EXERCISE PROMPT:
Print all of the data exactly as written.
(begin)
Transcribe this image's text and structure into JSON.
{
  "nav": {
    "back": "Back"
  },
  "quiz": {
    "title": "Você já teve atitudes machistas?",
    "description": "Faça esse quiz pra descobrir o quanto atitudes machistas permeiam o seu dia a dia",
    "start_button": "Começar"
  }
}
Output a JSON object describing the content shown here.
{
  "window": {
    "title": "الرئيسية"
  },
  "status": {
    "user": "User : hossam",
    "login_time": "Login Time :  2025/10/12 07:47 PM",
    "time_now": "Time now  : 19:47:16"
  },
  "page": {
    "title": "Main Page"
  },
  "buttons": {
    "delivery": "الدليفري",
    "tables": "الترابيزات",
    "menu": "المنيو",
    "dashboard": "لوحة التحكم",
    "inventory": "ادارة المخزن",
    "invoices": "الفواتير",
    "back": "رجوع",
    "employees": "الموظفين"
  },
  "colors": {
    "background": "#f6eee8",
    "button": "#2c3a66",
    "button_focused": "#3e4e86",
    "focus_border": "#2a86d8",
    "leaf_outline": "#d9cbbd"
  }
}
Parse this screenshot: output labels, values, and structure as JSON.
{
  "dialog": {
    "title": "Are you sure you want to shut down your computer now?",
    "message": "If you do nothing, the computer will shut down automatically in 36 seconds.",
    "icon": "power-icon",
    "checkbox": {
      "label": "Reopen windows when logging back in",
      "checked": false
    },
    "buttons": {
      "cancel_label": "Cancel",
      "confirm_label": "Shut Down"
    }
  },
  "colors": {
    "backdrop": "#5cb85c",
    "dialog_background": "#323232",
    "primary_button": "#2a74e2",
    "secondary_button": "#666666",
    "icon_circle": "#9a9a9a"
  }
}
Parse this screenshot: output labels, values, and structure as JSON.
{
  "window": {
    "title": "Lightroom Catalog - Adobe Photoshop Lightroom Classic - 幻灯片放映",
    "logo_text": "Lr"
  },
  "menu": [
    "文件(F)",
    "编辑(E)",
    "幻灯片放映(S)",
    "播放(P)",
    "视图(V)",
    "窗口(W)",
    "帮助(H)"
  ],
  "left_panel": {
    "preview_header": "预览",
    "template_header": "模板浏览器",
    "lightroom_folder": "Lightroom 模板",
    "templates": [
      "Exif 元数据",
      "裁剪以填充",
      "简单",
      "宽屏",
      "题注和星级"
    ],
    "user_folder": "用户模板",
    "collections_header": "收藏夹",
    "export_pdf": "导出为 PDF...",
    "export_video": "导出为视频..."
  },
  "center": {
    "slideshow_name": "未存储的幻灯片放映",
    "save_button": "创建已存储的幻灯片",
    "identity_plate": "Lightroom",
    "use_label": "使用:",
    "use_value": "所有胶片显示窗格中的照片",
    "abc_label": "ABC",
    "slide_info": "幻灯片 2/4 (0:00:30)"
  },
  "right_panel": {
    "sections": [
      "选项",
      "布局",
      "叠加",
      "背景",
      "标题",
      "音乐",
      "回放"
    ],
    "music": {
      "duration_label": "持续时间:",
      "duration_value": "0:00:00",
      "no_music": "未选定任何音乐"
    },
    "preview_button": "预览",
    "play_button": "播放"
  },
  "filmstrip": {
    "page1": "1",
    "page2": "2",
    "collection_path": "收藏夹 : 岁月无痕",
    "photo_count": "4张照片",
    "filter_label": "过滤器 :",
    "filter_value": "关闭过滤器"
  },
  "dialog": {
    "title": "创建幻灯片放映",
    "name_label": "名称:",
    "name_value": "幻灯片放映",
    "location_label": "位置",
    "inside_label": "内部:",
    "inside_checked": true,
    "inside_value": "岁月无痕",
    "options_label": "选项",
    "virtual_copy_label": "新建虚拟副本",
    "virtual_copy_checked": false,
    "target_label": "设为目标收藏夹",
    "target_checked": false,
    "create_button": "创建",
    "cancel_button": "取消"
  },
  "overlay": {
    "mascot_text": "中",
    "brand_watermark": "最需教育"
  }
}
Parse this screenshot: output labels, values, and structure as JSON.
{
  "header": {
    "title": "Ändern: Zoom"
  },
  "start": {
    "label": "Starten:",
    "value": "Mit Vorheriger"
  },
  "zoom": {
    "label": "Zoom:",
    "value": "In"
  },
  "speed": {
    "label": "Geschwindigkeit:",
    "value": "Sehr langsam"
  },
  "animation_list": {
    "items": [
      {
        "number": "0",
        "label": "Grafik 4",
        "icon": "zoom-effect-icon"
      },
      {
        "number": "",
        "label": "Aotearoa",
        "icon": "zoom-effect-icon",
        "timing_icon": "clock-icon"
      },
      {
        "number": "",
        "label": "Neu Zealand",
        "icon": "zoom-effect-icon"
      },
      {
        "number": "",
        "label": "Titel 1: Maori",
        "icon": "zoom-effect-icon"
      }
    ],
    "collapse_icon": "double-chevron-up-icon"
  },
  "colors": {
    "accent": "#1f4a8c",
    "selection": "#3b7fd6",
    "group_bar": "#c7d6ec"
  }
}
(end)
FINAL RESULT:
Transcribe this image's text and structure into JSON.
{
  "nav": {
    "back": "Back"
  },
  "quiz": {
    "title": "Você já teve atitudes machistas?",
    "description": "Faça esse quiz pra descobrir o quanto atitudes machistas permeiam o seu dia a dia",
    "start_button": "Começar"
  }
}
Output a JSON object describing the content shown here.
{
  "window": {
    "title": "الرئيسية"
  },
  "status": {
    "user": "User : hossam",
    "login_time": "Login Time :  2025/10/12 07:47 PM",
    "time_now": "Time now  : 19:47:16"
  },
  "page": {
    "title": "Main Page"
  },
  "buttons": {
    "delivery": "الدليفري",
    "tables": "الترابيزات",
    "menu": "المنيو",
    "dashboard": "لوحة التحكم",
    "inventory": "ادارة المخزن",
    "invoices": "الفواتير",
    "back": "رجوع",
    "employees": "الموظفين"
  },
  "colors": {
    "background": "#f6eee8",
    "button": "#2c3a66",
    "button_focused": "#3e4e86",
    "focus_border": "#2a86d8",
    "leaf_outline": "#d9cbbd"
  }
}
Parse this screenshot: output labels, values, and structure as JSON.
{
  "dialog": {
    "title": "Are you sure you want to shut down your computer now?",
    "message": "If you do nothing, the computer will shut down automatically in 36 seconds.",
    "icon": "power-icon",
    "checkbox": {
      "label": "Reopen windows when logging back in",
      "checked": false
    },
    "buttons": {
      "cancel_label": "Cancel",
      "confirm_label": "Shut Down"
    }
  },
  "colors": {
    "backdrop": "#5cb85c",
    "dialog_background": "#323232",
    "primary_button": "#2a74e2",
    "secondary_button": "#666666",
    "icon_circle": "#9a9a9a"
  }
}
Parse this screenshot: output labels, values, and structure as JSON.
{
  "window": {
    "title": "Lightroom Catalog - Adobe Photoshop Lightroom Classic - 幻灯片放映",
    "logo_text": "Lr"
  },
  "menu": [
    "文件(F)",
    "编辑(E)",
    "幻灯片放映(S)",
    "播放(P)",
    "视图(V)",
    "窗口(W)",
    "帮助(H)"
  ],
  "left_panel": {
    "preview_header": "预览",
    "template_header": "模板浏览器",
    "lightroom_folder": "Lightroom 模板",
    "templates": [
      "Exif 元数据",
      "裁剪以填充",
      "简单",
      "宽屏",
      "题注和星级"
    ],
    "user_folder": "用户模板",
    "collections_header": "收藏夹",
    "export_pdf": "导出为 PDF...",
    "export_video": "导出为视频..."
  },
  "center": {
    "slideshow_name": "未存储的幻灯片放映",
    "save_button": "创建已存储的幻灯片",
    "identity_plate": "Lightroom",
    "use_label": "使用:",
    "use_value": "所有胶片显示窗格中的照片",
    "abc_label": "ABC",
    "slide_info": "幻灯片 2/4 (0:00:30)"
  },
  "right_panel": {
    "sections": [
      "选项",
      "布局",
      "叠加",
      "背景",
      "标题",
      "音乐",
      "回放"
    ],
    "music": {
      "duration_label": "持续时间:",
      "duration_value": "0:00:00",
      "no_music": "未选定任何音乐"
    },
    "preview_button": "预览",
    "play_button": "播放"
  },
  "filmstrip": {
    "page1": "1",
    "page2": "2",
    "collection_path": "收藏夹 : 岁月无痕",
    "photo_count": "4张照片",
    "filter_label": "过滤器 :",
    "filter_value": "关闭过滤器"
  },
  "dialog": {
    "title": "创建幻灯片放映",
    "name_label": "名称:",
    "name_value": "幻灯片放映",
    "location_label": "位置",
    "inside_label": "内部:",
    "inside_checked": true,
    "inside_value": "岁月无痕",
    "options_label": "选项",
    "virtual_copy_label": "新建虚拟副本",
    "virtual_copy_checked": false,
    "target_label": "设为目标收藏夹",
    "target_checked": false,
    "create_button": "创建",
    "cancel_button": "取消"
  },
  "overlay": {
    "mascot_text": "中",
    "brand_watermark": "最需教育"
  }
}
Parse this screenshot: output labels, values, and structure as JSON.
{
  "header": {
    "title": "Ändern: Zoom"
  },
  "start": {
    "label": "Starten:",
    "value": "Mit Vorheriger"
  },
  "zoom": {
    "label": "Zoom:",
    "value": "In"
  },
  "speed": {
    "label": "Geschwindigkeit:",
    "value": "Sehr langsam"
  },
  "animation_list": {
    "items": [
      {
        "number": "0",
        "label": "Grafik 4",
        "icon": "zoom-effect-icon"
      },
      {
        "number": "",
        "label": "Aotearoa",
        "icon": "zoom-effect-icon",
        "timing_icon": "clock-icon"
      },
      {
        "number": "",
        "label": "Neu Zealand",
        "icon": "zoom-effect-icon"
      },
      {
        "number": "",
        "label": "Titel 1: Maori",
        "icon": "zoom-effect-icon"
      }
    ],
    "collapse_icon": "double-chevron-up-icon"
  },
  "colors": {
    "accent": "#1f4a8c",
    "selection": "#3b7fd6",
    "group_bar": "#c7d6ec"
  }
}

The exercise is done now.